▶ [Data shown]
____________________

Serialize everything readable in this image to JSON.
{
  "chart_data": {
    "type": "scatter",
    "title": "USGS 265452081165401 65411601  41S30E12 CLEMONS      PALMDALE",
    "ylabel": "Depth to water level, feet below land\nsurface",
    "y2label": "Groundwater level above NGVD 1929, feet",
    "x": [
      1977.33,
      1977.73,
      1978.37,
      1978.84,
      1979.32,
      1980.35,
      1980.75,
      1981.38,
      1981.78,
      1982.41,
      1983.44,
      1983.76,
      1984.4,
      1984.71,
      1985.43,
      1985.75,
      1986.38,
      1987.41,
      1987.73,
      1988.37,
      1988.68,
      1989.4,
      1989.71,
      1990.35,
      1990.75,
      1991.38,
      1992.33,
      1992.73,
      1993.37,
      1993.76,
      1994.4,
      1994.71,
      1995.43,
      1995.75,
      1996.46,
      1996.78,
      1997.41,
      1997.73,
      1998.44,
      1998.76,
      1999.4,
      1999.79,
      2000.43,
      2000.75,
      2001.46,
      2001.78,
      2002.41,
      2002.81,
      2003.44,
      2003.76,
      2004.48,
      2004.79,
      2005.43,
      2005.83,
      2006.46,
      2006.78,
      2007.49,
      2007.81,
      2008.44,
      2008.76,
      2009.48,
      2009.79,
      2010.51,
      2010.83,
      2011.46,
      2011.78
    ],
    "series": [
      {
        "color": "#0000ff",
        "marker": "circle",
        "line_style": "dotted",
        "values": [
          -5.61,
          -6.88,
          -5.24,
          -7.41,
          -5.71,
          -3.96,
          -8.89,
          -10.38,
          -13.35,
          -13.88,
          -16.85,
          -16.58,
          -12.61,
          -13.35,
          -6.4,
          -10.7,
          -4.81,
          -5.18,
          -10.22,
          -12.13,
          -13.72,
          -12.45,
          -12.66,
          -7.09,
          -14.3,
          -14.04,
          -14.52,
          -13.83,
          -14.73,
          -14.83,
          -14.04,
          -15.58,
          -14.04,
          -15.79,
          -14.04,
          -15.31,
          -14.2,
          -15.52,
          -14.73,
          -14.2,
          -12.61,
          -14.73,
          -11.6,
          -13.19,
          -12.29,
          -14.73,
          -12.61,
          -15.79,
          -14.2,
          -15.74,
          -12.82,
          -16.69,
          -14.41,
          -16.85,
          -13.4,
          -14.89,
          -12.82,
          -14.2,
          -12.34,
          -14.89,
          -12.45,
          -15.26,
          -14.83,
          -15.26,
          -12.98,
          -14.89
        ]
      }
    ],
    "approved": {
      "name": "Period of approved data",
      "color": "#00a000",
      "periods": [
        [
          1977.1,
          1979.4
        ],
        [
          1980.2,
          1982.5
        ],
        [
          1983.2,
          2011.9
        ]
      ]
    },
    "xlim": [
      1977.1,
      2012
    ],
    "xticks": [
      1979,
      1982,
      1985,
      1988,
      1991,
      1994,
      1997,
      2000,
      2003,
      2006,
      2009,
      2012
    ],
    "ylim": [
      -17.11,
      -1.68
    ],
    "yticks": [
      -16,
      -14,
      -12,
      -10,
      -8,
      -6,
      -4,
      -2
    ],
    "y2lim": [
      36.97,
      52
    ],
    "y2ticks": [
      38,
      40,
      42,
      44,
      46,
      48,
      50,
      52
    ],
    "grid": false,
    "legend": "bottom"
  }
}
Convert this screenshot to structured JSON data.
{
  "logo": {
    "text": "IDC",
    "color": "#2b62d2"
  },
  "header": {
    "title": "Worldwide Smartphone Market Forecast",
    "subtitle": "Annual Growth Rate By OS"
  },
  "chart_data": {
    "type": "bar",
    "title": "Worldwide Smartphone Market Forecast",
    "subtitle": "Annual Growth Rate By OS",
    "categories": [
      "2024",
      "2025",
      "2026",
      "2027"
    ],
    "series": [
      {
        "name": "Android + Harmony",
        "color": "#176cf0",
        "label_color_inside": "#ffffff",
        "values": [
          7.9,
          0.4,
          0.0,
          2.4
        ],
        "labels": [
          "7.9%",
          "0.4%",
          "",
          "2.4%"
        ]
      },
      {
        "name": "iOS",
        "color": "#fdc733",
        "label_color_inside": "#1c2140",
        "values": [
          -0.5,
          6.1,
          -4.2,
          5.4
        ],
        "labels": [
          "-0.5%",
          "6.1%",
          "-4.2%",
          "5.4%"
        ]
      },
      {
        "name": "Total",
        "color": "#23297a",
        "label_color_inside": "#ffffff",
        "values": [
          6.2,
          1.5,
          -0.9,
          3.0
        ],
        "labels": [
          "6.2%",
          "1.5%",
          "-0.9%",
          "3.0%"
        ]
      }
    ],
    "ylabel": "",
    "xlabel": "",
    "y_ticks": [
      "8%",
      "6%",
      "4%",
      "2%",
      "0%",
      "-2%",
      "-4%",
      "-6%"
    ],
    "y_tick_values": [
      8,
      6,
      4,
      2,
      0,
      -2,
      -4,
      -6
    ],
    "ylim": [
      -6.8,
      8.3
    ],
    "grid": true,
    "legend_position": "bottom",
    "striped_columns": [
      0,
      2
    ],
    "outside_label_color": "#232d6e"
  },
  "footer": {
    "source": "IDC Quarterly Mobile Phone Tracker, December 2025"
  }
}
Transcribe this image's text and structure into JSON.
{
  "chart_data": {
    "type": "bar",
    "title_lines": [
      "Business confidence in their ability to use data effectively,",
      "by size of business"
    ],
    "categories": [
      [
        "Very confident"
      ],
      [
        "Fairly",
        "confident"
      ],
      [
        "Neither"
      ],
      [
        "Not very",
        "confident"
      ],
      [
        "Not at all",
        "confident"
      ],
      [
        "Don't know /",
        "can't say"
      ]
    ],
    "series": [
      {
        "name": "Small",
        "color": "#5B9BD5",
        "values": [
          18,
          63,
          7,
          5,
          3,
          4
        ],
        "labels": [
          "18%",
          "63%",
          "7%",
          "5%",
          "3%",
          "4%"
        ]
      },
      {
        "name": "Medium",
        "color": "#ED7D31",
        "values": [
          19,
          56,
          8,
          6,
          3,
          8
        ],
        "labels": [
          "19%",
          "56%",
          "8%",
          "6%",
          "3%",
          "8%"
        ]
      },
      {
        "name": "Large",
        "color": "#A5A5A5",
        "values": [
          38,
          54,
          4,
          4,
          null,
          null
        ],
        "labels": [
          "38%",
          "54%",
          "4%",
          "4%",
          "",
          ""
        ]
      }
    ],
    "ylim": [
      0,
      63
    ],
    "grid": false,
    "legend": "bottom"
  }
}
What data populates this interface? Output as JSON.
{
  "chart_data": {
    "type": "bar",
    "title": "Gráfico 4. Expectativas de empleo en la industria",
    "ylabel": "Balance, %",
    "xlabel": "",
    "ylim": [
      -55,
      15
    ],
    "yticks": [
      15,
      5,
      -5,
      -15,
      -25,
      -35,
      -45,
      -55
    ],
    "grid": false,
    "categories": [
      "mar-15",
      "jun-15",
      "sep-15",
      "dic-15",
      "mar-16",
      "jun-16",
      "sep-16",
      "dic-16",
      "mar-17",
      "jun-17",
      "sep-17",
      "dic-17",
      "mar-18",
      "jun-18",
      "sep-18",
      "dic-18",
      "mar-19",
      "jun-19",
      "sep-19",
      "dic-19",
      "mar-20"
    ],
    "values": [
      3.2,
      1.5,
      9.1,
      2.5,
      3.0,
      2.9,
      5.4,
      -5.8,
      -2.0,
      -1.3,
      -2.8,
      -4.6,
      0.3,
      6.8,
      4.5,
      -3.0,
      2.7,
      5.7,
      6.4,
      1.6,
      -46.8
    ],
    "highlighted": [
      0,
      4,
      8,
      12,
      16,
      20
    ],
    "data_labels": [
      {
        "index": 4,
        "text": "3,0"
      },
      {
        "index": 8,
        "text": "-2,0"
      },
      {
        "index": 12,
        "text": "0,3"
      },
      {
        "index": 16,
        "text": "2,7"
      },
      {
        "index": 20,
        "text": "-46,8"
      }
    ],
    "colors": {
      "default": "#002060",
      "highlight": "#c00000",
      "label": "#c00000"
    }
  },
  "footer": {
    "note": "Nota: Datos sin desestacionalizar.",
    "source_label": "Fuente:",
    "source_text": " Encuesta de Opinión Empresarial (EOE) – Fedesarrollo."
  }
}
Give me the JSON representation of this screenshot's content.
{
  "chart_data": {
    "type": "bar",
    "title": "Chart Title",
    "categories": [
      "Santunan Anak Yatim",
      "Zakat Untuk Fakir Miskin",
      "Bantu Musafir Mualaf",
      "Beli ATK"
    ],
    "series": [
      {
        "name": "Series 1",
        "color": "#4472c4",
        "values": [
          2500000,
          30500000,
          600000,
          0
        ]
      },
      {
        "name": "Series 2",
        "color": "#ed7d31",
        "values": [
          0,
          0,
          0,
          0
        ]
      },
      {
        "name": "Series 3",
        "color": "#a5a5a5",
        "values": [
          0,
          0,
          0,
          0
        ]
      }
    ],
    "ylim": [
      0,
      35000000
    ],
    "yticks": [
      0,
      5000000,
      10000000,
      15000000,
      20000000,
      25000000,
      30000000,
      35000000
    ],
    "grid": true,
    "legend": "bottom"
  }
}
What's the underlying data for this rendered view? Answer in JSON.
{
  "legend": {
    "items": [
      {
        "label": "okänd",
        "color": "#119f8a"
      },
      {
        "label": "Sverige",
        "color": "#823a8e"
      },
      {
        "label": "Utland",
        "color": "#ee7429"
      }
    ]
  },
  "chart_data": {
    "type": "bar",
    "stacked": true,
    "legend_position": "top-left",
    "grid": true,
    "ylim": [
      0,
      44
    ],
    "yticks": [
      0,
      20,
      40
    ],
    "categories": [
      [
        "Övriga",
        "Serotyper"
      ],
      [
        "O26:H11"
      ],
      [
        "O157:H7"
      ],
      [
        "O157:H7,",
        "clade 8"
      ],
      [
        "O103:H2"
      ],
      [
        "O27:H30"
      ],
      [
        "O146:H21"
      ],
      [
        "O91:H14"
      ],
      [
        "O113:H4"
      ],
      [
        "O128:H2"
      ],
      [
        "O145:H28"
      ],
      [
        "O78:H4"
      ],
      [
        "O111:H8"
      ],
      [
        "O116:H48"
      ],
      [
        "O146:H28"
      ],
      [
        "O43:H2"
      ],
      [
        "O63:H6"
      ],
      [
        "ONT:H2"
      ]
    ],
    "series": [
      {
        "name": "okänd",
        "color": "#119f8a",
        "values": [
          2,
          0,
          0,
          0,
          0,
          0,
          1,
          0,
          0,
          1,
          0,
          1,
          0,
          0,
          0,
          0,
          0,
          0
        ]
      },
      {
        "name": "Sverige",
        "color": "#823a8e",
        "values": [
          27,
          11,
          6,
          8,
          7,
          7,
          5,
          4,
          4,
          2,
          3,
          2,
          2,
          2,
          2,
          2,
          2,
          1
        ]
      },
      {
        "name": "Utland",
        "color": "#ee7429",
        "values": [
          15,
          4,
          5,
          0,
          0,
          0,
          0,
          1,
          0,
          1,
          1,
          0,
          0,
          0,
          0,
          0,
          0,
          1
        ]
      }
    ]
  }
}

____________________

▶ [Aim of the exercise]
Tally the lines holding the string "What" and give only the count.

▶ [Exercise response]
2